## Entries provided
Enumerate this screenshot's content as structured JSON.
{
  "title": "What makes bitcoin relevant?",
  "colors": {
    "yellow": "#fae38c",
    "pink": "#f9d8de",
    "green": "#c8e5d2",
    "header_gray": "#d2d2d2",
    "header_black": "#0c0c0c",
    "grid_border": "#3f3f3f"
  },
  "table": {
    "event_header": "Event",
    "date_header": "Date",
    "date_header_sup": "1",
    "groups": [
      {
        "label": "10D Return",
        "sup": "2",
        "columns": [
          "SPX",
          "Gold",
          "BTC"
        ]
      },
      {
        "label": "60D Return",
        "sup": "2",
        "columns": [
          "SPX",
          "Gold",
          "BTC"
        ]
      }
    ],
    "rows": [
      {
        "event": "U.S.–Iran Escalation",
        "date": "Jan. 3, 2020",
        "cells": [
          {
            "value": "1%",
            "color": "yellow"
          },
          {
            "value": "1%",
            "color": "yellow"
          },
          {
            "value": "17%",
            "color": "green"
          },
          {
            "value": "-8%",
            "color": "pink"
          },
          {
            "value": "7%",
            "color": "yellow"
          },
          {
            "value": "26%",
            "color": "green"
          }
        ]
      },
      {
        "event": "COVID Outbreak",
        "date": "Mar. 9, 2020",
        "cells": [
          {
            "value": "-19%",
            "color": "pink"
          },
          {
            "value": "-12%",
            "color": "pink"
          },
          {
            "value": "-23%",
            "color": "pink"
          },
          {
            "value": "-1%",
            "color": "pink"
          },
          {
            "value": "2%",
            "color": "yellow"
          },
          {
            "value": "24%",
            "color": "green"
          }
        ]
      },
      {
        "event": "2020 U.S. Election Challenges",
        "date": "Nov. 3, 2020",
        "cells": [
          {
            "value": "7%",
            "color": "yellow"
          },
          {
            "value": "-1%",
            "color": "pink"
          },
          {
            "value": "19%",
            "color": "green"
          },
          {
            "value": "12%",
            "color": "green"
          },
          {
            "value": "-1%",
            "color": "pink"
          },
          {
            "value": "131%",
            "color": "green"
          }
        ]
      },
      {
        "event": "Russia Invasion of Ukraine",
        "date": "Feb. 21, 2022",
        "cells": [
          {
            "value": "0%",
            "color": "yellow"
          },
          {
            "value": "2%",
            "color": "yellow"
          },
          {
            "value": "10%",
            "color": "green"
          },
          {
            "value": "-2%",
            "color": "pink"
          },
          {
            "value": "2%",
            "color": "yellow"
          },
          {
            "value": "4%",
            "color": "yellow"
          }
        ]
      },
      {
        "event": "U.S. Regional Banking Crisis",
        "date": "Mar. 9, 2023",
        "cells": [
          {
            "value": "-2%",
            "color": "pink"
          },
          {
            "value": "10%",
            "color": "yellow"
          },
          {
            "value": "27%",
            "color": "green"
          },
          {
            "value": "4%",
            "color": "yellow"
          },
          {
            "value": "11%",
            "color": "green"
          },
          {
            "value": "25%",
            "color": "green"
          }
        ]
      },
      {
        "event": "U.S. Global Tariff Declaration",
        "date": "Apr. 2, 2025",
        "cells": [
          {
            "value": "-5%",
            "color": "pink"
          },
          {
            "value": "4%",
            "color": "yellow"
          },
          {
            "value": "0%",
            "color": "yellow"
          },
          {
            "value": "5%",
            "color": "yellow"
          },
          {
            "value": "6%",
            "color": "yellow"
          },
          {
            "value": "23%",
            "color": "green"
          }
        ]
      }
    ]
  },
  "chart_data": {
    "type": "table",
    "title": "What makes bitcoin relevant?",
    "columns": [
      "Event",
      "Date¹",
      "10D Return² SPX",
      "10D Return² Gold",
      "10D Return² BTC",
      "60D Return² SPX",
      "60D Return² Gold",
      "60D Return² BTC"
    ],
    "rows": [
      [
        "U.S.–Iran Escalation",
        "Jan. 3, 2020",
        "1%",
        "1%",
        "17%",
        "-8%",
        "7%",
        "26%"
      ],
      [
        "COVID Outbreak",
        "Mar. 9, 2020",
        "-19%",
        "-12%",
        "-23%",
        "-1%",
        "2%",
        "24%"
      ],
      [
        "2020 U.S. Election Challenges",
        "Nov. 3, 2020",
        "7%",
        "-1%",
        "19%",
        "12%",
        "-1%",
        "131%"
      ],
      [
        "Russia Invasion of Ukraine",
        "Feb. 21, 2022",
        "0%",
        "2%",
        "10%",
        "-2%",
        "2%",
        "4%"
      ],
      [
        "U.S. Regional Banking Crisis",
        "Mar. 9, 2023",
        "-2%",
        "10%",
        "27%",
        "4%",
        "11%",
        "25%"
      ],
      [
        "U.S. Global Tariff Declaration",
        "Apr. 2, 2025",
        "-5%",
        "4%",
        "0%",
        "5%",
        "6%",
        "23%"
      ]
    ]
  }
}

## Exercise details
Go through the records and copy each line with "Gold" in it.

## Written reply
          "Gold",
          "Gold",
      "10D Return² Gold",
      "60D Return² Gold",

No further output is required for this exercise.